### YOUR INSTRUCTIONS:
Please copy out the items below, switching every "legend-swatch" to "legend-marker" and keeping everything else unchanged. Leave the pictures out.

### AVAILABLE DATA:
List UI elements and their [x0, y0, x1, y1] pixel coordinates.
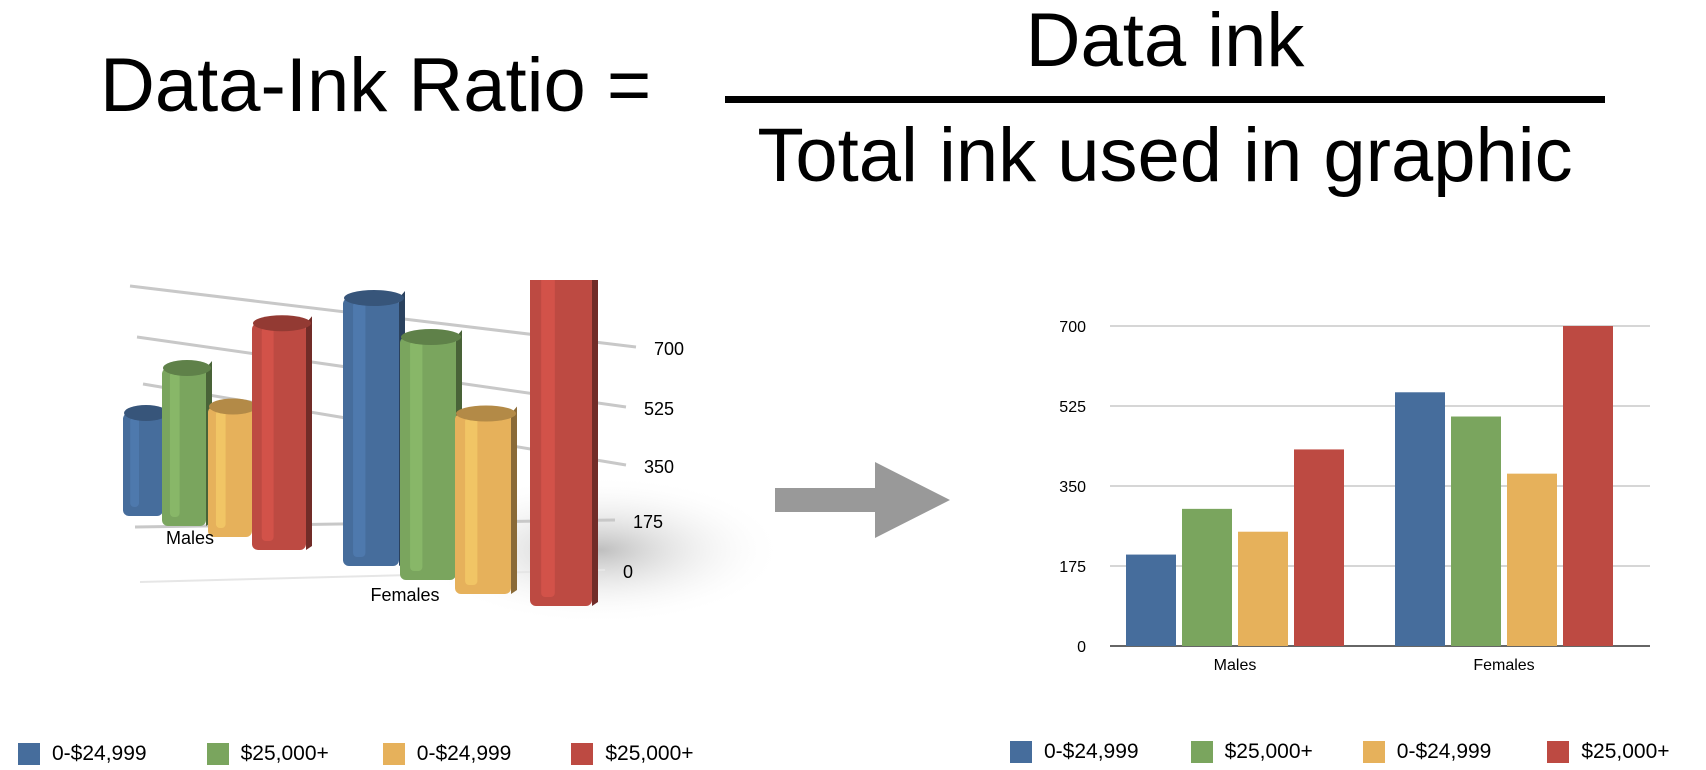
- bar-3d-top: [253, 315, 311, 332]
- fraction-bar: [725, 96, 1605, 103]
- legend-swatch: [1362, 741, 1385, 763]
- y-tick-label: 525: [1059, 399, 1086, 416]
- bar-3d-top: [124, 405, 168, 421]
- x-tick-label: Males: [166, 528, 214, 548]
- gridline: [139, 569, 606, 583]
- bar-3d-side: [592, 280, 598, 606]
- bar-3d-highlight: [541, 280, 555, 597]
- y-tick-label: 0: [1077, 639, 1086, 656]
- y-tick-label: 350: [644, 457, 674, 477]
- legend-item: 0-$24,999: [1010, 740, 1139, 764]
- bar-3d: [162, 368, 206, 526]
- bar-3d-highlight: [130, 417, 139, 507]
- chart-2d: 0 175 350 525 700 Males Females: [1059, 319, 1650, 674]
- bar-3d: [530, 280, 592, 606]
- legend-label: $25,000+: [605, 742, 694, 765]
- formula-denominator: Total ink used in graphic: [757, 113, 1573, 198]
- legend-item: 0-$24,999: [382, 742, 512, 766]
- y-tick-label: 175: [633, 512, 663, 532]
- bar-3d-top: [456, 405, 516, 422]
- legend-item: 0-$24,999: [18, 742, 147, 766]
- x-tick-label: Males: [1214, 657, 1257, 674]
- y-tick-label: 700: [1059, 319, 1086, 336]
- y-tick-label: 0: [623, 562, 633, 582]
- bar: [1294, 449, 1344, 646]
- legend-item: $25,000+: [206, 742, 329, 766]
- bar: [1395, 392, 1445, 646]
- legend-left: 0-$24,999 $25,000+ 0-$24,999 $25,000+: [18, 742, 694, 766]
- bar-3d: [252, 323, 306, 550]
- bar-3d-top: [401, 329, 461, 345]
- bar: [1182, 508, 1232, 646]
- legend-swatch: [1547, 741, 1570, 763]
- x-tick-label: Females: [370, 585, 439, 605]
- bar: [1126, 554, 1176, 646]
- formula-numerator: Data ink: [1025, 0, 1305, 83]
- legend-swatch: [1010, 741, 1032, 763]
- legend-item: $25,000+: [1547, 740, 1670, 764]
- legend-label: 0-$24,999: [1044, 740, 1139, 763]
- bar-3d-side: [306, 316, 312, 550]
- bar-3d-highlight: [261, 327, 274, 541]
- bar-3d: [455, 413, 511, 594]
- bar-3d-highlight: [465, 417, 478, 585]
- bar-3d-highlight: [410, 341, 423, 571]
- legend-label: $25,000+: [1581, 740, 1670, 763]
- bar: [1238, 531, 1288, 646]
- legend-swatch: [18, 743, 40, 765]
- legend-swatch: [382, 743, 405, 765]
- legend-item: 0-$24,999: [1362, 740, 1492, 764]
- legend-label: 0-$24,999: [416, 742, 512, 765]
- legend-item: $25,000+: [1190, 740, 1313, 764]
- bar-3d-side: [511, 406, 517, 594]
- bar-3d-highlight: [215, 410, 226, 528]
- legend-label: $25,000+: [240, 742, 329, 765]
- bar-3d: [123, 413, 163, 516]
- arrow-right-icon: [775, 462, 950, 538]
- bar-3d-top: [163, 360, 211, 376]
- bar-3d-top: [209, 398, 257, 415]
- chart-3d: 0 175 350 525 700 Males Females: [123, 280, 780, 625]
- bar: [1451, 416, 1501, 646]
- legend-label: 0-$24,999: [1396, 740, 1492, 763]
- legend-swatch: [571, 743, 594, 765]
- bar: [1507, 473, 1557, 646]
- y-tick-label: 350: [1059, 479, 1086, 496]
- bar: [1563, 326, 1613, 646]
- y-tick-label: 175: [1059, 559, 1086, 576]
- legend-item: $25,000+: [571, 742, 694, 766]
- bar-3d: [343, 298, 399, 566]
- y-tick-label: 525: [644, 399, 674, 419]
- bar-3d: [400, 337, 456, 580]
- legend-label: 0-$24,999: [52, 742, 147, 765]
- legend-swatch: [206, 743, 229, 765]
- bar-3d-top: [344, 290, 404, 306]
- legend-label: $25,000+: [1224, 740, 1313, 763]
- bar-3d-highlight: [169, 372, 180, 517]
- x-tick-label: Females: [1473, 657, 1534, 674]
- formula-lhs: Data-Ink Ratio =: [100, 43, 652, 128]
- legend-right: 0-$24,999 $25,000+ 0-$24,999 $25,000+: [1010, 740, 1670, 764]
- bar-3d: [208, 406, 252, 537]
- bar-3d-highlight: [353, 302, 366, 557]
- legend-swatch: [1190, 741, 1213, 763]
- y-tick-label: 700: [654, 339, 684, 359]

### THE OUTPUT:
List UI elements and their [x0, y0, x1, y1] pixel coordinates.
- bar-3d-top: [253, 315, 311, 332]
- fraction-bar: [725, 96, 1605, 103]
- legend-marker: [1362, 741, 1385, 763]
- y-tick-label: 525: [1059, 399, 1086, 416]
- bar-3d-top: [124, 405, 168, 421]
- x-tick-label: Males: [166, 528, 214, 548]
- gridline: [139, 569, 606, 583]
- bar-3d-side: [592, 280, 598, 606]
- bar-3d-highlight: [541, 280, 555, 597]
- y-tick-label: 0: [1077, 639, 1086, 656]
- y-tick-label: 350: [644, 457, 674, 477]
- legend-item: 0-$24,999: [1010, 740, 1139, 764]
- bar-3d: [162, 368, 206, 526]
- bar-3d-highlight: [130, 417, 139, 507]
- chart-2d: 0 175 350 525 700 Males Females: [1059, 319, 1650, 674]
- bar-3d: [530, 280, 592, 606]
- legend-label: $25,000+: [605, 742, 694, 765]
- formula-denominator: Total ink used in graphic: [757, 113, 1573, 198]
- legend-item: 0-$24,999: [382, 742, 512, 766]
- y-tick-label: 175: [633, 512, 663, 532]
- bar-3d-top: [456, 405, 516, 422]
- legend-item: 0-$24,999: [18, 742, 147, 766]
- x-tick-label: Males: [1214, 657, 1257, 674]
- y-tick-label: 700: [1059, 319, 1086, 336]
- y-tick-label: 0: [623, 562, 633, 582]
- bar: [1294, 449, 1344, 646]
- legend-item: $25,000+: [206, 742, 329, 766]
- bar: [1395, 392, 1445, 646]
- legend-left: 0-$24,999 $25,000+ 0-$24,999 $25,000+: [18, 742, 694, 766]
- bar-3d: [252, 323, 306, 550]
- bar-3d-top: [401, 329, 461, 345]
- bar: [1182, 508, 1232, 646]
- legend-marker: [1547, 741, 1570, 763]
- x-tick-label: Females: [370, 585, 439, 605]
- bar: [1126, 554, 1176, 646]
- formula-numerator: Data ink: [1025, 0, 1305, 83]
- legend-marker: [1010, 741, 1032, 763]
- legend-item: $25,000+: [1547, 740, 1670, 764]
- legend-label: 0-$24,999: [1044, 740, 1139, 763]
- bar-3d-side: [306, 316, 312, 550]
- bar-3d-highlight: [261, 327, 274, 541]
- bar-3d: [455, 413, 511, 594]
- bar-3d-highlight: [465, 417, 478, 585]
- bar-3d-highlight: [410, 341, 423, 571]
- legend-label: $25,000+: [1581, 740, 1670, 763]
- bar: [1238, 531, 1288, 646]
- legend-marker: [18, 743, 40, 765]
- legend-marker: [382, 743, 405, 765]
- legend-item: 0-$24,999: [1362, 740, 1492, 764]
- legend-label: 0-$24,999: [416, 742, 512, 765]
- legend-item: $25,000+: [1190, 740, 1313, 764]
- bar-3d-side: [511, 406, 517, 594]
- bar-3d-highlight: [215, 410, 226, 528]
- legend-label: $25,000+: [240, 742, 329, 765]
- bar-3d: [123, 413, 163, 516]
- arrow-right-icon: [775, 462, 950, 538]
- bar-3d-top: [163, 360, 211, 376]
- bar-3d-top: [209, 398, 257, 415]
- chart-3d: 0 175 350 525 700 Males Females: [123, 280, 780, 625]
- bar: [1451, 416, 1501, 646]
- legend-label: 0-$24,999: [1396, 740, 1492, 763]
- legend-marker: [571, 743, 594, 765]
- bar: [1507, 473, 1557, 646]
- y-tick-label: 350: [1059, 479, 1086, 496]
- bar: [1563, 326, 1613, 646]
- y-tick-label: 175: [1059, 559, 1086, 576]
- legend-item: $25,000+: [571, 742, 694, 766]
- bar-3d: [343, 298, 399, 566]
- y-tick-label: 525: [644, 399, 674, 419]
- bar-3d: [400, 337, 456, 580]
- legend-label: 0-$24,999: [52, 742, 147, 765]
- legend-marker: [206, 743, 229, 765]
- bar-3d-top: [344, 290, 404, 306]
- legend-label: $25,000+: [1224, 740, 1313, 763]
- bar-3d-highlight: [169, 372, 180, 517]
- x-tick-label: Females: [1473, 657, 1534, 674]
- formula-lhs: Data-Ink Ratio =: [100, 43, 652, 128]
- legend-right: 0-$24,999 $25,000+ 0-$24,999 $25,000+: [1010, 740, 1670, 764]
- bar-3d: [208, 406, 252, 537]
- bar-3d-highlight: [353, 302, 366, 557]
- legend-marker: [1190, 741, 1213, 763]
- y-tick-label: 700: [654, 339, 684, 359]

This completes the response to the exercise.